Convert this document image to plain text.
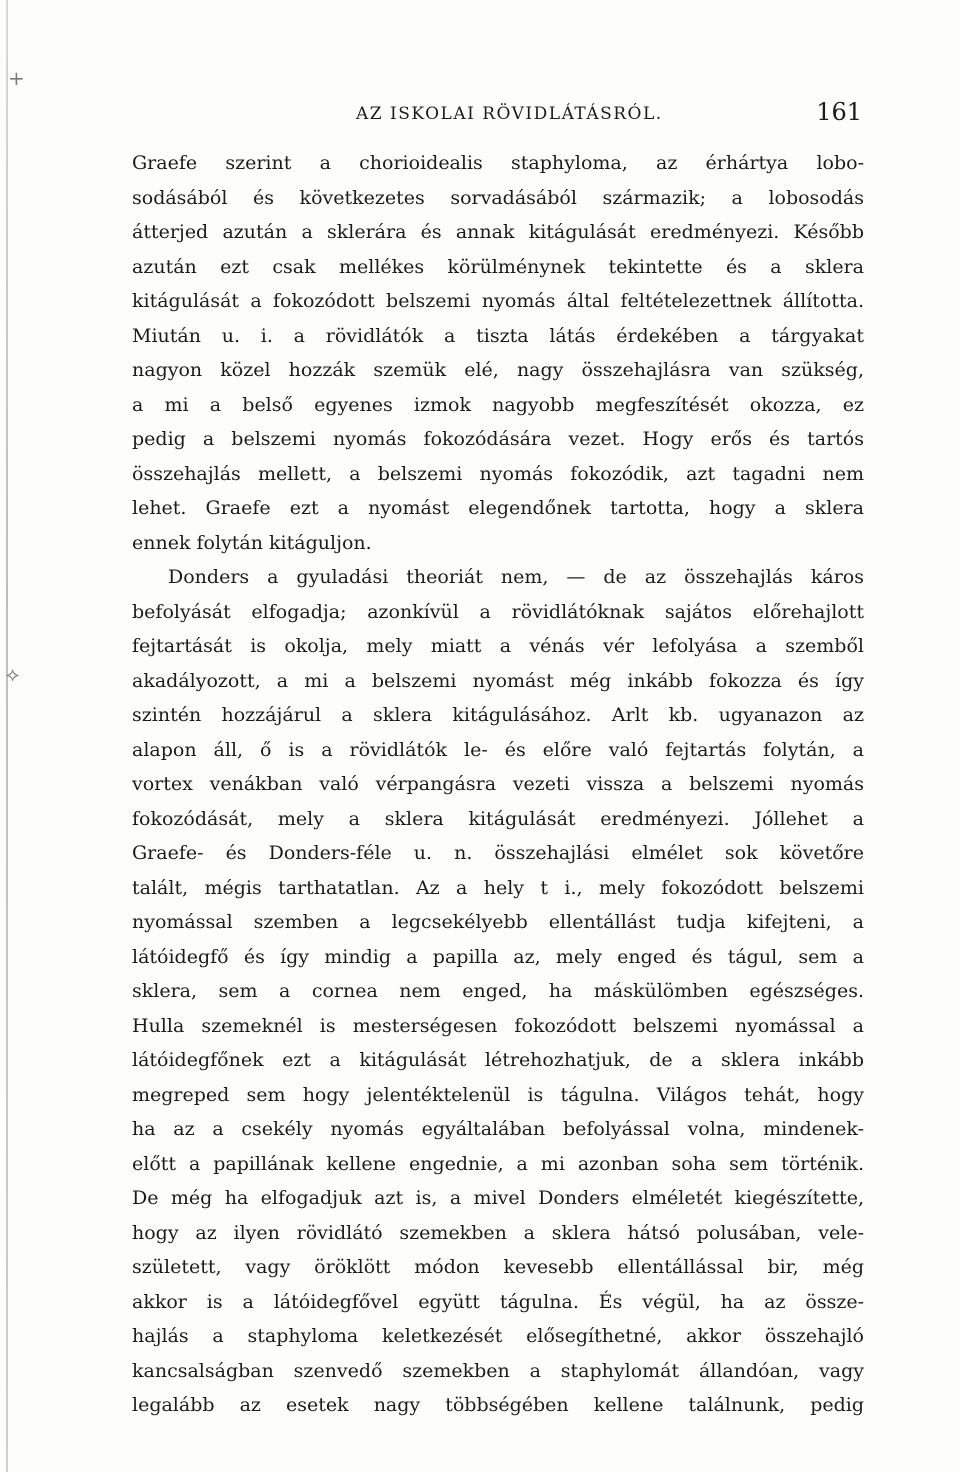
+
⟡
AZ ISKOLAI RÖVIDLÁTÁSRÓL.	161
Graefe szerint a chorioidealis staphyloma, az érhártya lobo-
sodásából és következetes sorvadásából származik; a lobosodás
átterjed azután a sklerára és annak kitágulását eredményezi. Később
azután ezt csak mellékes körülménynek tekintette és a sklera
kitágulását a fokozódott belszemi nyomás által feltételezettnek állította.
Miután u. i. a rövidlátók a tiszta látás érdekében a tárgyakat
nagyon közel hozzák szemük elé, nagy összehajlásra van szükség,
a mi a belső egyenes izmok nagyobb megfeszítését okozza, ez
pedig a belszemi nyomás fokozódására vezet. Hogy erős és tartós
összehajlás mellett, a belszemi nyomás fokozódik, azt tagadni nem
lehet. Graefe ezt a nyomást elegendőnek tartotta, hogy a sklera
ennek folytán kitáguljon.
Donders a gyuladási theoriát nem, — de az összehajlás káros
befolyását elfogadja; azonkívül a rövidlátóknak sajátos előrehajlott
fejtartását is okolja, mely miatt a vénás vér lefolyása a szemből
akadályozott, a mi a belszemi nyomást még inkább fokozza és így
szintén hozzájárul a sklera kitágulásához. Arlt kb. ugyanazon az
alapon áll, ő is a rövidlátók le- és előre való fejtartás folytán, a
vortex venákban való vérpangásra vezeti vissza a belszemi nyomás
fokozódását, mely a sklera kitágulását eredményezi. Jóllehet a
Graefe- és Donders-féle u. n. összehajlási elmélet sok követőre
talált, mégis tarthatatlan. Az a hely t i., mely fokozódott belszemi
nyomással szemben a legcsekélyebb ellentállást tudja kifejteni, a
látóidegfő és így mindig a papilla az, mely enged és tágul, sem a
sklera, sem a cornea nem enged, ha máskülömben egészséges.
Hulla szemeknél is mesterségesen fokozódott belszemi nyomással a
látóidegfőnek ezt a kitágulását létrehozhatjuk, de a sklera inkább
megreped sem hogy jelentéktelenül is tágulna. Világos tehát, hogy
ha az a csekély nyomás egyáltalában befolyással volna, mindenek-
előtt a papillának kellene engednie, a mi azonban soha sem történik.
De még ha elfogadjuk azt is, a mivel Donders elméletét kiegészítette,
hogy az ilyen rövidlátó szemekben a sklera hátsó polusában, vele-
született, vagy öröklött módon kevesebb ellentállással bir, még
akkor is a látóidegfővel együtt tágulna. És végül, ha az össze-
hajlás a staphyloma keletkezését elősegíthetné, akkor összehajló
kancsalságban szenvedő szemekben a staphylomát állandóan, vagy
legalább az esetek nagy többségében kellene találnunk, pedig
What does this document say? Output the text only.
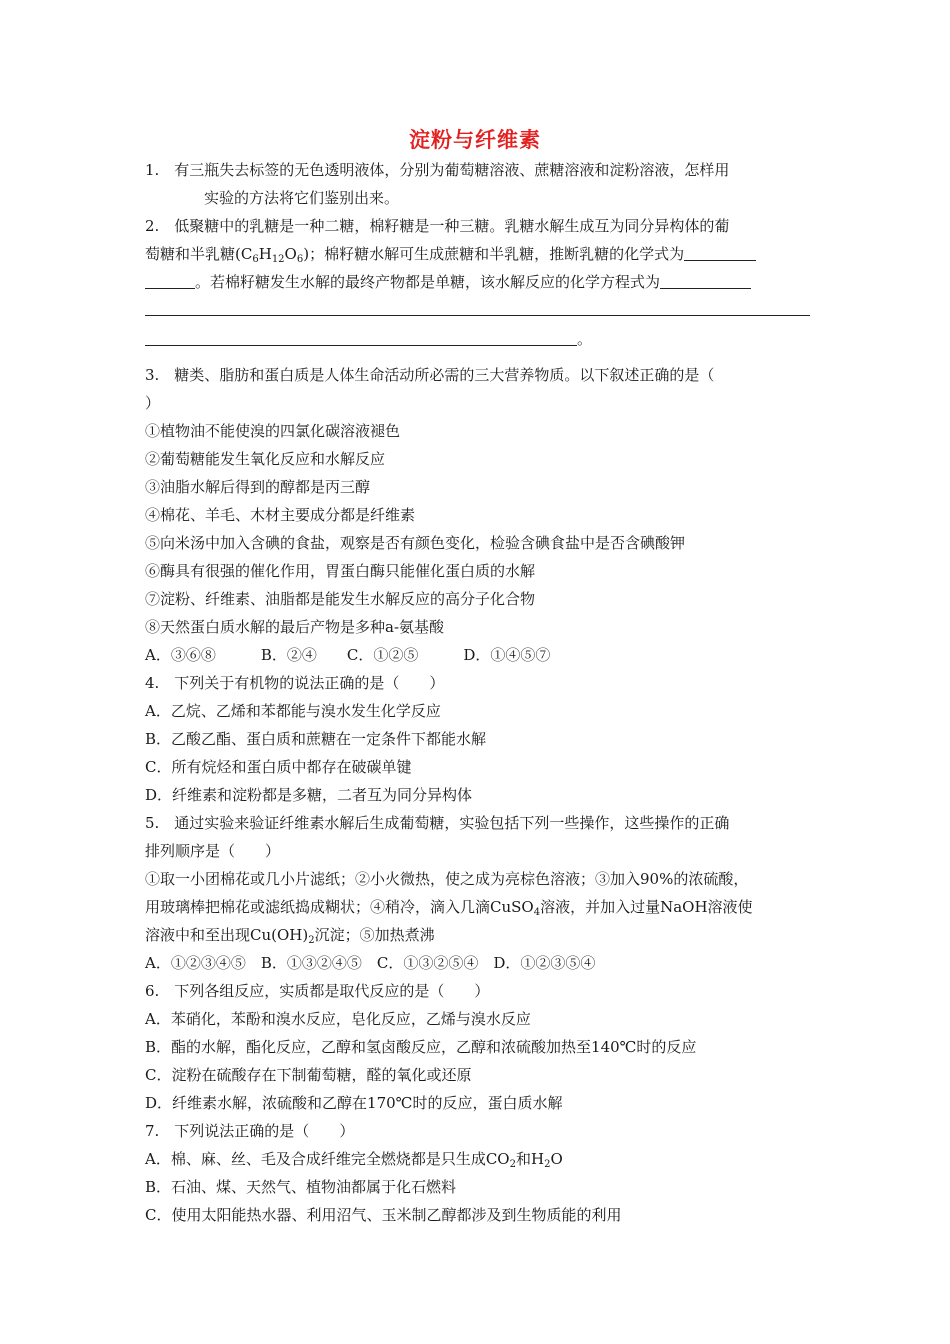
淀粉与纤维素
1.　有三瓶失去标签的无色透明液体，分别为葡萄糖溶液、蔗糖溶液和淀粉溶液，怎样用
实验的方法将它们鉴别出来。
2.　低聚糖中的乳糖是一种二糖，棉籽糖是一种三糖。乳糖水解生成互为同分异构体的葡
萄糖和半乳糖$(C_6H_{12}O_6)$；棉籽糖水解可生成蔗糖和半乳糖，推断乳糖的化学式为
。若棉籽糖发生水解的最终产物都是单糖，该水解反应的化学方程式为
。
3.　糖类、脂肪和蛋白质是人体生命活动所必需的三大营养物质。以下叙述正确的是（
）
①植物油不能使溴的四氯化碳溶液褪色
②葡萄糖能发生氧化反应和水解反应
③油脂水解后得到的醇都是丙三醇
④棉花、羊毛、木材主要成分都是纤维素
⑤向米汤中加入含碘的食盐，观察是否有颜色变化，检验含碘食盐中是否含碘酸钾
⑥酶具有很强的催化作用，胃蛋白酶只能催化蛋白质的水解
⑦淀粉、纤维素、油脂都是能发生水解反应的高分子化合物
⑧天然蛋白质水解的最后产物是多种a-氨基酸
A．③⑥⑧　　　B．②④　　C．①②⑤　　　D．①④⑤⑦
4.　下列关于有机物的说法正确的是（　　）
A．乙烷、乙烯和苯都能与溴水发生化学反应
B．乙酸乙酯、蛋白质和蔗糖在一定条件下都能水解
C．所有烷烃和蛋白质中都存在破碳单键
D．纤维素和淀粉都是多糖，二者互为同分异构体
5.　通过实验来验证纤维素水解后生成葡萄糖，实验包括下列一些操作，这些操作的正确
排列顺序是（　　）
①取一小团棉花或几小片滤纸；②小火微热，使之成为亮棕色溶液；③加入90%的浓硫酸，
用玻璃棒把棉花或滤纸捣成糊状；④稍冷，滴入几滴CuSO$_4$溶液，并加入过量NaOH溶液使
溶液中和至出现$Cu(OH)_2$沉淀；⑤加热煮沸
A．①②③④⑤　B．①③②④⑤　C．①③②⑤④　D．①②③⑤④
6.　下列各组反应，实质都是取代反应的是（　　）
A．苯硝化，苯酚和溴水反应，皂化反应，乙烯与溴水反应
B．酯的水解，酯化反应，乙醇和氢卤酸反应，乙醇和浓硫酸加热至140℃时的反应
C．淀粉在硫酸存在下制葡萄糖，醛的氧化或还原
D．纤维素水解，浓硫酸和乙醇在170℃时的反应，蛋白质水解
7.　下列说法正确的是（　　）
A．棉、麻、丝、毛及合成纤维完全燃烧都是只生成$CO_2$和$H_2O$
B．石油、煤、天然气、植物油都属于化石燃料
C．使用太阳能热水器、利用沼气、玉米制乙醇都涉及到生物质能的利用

◇ ◇ ◇ ◇ ◇ ◇ ◇

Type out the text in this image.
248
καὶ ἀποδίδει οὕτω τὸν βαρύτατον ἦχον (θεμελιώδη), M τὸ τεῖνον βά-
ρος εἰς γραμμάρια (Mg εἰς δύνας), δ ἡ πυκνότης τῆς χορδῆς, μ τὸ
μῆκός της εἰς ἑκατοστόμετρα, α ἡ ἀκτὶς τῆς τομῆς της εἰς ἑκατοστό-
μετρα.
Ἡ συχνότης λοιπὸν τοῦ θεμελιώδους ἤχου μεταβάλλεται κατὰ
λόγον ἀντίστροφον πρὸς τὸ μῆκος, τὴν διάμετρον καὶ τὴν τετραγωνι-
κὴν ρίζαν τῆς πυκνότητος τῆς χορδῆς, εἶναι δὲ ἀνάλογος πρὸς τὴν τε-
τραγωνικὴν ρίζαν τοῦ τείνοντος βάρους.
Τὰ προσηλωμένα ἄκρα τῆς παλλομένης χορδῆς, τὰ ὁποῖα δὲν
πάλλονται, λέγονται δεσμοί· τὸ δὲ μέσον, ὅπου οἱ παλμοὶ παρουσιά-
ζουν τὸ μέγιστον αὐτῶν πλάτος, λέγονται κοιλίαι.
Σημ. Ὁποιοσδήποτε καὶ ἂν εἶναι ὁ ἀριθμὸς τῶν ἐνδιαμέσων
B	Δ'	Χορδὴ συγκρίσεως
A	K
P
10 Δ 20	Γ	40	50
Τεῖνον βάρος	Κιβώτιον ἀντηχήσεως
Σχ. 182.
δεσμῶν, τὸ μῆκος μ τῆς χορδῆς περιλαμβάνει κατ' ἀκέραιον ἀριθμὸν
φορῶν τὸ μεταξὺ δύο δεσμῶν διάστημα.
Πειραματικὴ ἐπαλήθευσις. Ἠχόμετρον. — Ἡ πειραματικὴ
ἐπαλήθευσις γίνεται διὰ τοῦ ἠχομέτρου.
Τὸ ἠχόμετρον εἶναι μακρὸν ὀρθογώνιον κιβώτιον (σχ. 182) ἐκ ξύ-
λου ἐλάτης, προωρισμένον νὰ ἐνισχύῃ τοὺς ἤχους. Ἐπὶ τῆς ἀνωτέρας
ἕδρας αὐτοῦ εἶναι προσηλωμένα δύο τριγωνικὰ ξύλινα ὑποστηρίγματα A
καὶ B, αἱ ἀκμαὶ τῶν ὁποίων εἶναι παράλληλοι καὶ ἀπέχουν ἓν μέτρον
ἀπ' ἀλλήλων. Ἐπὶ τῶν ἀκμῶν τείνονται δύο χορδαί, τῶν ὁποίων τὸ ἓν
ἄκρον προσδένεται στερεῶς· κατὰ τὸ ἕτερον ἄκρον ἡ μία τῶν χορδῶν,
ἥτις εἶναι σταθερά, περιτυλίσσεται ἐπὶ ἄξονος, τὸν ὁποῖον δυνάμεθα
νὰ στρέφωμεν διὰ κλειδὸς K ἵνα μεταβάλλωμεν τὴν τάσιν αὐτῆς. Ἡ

◇ ◇ ◇ ◇ ◇ ◇ ◇

_What you should do_:
Extract all lines of the records above that include "fokozódott".

_Answer below_:
kitágulását a fokozódott belszemi nyomás által feltételezettnek állította.
talált, mégis tarthatatlan. Az a hely t i., mely fokozódott belszemi
Hulla szemeknél is mesterségesen fokozódott belszemi nyomással a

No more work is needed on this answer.